▶ Dataset entries on figures

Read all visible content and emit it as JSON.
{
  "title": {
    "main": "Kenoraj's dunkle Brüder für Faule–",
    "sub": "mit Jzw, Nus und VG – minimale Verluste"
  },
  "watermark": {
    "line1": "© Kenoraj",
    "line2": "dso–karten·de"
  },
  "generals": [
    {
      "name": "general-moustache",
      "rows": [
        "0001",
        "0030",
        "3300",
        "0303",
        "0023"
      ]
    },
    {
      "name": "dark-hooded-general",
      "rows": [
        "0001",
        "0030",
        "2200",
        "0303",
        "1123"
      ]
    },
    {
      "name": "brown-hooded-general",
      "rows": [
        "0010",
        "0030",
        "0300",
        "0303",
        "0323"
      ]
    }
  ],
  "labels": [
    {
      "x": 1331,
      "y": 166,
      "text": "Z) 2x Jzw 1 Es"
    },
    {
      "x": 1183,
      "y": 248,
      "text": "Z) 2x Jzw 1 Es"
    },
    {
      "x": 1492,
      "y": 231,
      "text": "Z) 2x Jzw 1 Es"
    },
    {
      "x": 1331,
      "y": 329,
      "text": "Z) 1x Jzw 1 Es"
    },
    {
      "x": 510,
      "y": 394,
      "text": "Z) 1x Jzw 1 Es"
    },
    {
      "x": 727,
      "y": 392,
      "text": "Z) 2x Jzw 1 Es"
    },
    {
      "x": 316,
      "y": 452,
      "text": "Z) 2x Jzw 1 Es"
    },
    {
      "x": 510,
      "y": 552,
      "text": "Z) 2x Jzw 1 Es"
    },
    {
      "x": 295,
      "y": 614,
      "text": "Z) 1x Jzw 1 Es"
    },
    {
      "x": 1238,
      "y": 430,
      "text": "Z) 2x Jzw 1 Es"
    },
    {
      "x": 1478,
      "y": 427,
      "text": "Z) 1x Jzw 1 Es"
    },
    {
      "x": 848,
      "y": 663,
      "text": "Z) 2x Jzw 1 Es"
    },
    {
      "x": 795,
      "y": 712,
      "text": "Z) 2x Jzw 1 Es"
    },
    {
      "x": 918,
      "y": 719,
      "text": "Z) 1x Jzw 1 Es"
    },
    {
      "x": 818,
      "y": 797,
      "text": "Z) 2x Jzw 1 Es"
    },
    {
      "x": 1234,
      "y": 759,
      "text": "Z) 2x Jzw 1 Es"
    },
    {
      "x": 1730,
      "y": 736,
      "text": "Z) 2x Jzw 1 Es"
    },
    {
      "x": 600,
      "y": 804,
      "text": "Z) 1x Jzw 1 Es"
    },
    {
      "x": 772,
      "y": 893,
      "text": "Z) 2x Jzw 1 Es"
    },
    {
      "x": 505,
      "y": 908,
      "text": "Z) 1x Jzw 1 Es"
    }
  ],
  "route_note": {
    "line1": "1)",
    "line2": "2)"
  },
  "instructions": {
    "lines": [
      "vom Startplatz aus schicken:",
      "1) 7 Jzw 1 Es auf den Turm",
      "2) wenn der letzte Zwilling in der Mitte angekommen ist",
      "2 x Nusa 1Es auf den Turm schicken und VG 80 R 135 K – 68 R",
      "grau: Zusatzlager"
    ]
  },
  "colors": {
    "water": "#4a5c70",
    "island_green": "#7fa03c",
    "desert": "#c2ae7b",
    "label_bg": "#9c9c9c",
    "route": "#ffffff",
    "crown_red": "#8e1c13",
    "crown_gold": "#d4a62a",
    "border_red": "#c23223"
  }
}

▶ Task goal
Everything in the listing above should be restated exactly.

▶ Response
Read all visible content and emit it as JSON.
{
  "title": {
    "main": "Kenoraj's dunkle Brüder für Faule–",
    "sub": "mit Jzw, Nus und VG – minimale Verluste"
  },
  "watermark": {
    "line1": "© Kenoraj",
    "line2": "dso–karten·de"
  },
  "generals": [
    {
      "name": "general-moustache",
      "rows": [
        "0001",
        "0030",
        "3300",
        "0303",
        "0023"
      ]
    },
    {
      "name": "dark-hooded-general",
      "rows": [
        "0001",
        "0030",
        "2200",
        "0303",
        "1123"
      ]
    },
    {
      "name": "brown-hooded-general",
      "rows": [
        "0010",
        "0030",
        "0300",
        "0303",
        "0323"
      ]
    }
  ],
  "labels": [
    {
      "x": 1331,
      "y": 166,
      "text": "Z) 2x Jzw 1 Es"
    },
    {
      "x": 1183,
      "y": 248,
      "text": "Z) 2x Jzw 1 Es"
    },
    {
      "x": 1492,
      "y": 231,
      "text": "Z) 2x Jzw 1 Es"
    },
    {
      "x": 1331,
      "y": 329,
      "text": "Z) 1x Jzw 1 Es"
    },
    {
      "x": 510,
      "y": 394,
      "text": "Z) 1x Jzw 1 Es"
    },
    {
      "x": 727,
      "y": 392,
      "text": "Z) 2x Jzw 1 Es"
    },
    {
      "x": 316,
      "y": 452,
      "text": "Z) 2x Jzw 1 Es"
    },
    {
      "x": 510,
      "y": 552,
      "text": "Z) 2x Jzw 1 Es"
    },
    {
      "x": 295,
      "y": 614,
      "text": "Z) 1x Jzw 1 Es"
    },
    {
      "x": 1238,
      "y": 430,
      "text": "Z) 2x Jzw 1 Es"
    },
    {
      "x": 1478,
      "y": 427,
      "text": "Z) 1x Jzw 1 Es"
    },
    {
      "x": 848,
      "y": 663,
      "text": "Z) 2x Jzw 1 Es"
    },
    {
      "x": 795,
      "y": 712,
      "text": "Z) 2x Jzw 1 Es"
    },
    {
      "x": 918,
      "y": 719,
      "text": "Z) 1x Jzw 1 Es"
    },
    {
      "x": 818,
      "y": 797,
      "text": "Z) 2x Jzw 1 Es"
    },
    {
      "x": 1234,
      "y": 759,
      "text": "Z) 2x Jzw 1 Es"
    },
    {
      "x": 1730,
      "y": 736,
      "text": "Z) 2x Jzw 1 Es"
    },
    {
      "x": 600,
      "y": 804,
      "text": "Z) 1x Jzw 1 Es"
    },
    {
      "x": 772,
      "y": 893,
      "text": "Z) 2x Jzw 1 Es"
    },
    {
      "x": 505,
      "y": 908,
      "text": "Z) 1x Jzw 1 Es"
    }
  ],
  "route_note": {
    "line1": "1)",
    "line2": "2)"
  },
  "instructions": {
    "lines": [
      "vom Startplatz aus schicken:",
      "1) 7 Jzw 1 Es auf den Turm",
      "2) wenn der letzte Zwilling in der Mitte angekommen ist",
      "2 x Nusa 1Es auf den Turm schicken und VG 80 R 135 K – 68 R",
      "grau: Zusatzlager"
    ]
  },
  "colors": {
    "water": "#4a5c70",
    "island_green": "#7fa03c",
    "desert": "#c2ae7b",
    "label_bg": "#9c9c9c",
    "route": "#ffffff",
    "crown_red": "#8e1c13",
    "crown_gold": "#d4a62a",
    "border_red": "#c23223"
  }
}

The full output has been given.